# [Record extracts]

>> begin

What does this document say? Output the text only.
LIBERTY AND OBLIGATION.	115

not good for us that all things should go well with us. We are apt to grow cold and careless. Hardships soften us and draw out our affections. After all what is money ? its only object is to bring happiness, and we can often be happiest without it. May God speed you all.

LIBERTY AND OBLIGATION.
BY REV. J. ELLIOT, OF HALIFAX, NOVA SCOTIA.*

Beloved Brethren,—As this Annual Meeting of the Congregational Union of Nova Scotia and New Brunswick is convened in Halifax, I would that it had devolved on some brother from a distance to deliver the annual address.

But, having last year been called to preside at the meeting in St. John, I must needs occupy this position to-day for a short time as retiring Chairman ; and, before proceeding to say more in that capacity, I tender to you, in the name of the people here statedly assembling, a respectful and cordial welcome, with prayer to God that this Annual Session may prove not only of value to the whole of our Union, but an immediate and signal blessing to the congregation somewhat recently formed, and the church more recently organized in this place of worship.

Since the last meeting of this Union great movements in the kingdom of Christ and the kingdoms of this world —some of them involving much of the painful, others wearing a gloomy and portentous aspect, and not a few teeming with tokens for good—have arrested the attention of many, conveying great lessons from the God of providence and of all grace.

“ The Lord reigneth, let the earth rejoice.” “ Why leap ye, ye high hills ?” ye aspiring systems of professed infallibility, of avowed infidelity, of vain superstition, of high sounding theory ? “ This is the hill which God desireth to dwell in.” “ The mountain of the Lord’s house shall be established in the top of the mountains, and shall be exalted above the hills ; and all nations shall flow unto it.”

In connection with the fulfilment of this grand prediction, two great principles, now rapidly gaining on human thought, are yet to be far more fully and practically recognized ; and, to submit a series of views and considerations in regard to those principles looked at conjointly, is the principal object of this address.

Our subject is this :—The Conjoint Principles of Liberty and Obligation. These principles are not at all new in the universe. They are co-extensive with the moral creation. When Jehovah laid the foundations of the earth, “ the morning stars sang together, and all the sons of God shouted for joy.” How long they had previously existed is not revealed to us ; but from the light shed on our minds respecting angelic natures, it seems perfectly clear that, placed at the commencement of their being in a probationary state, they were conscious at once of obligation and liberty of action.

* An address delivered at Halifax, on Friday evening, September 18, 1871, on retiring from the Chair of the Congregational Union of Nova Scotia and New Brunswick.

>> end

# [Exercise directions]
Determine how many lines above contain "earth" as a word or string. Give the number alone.

# [Final answer]
2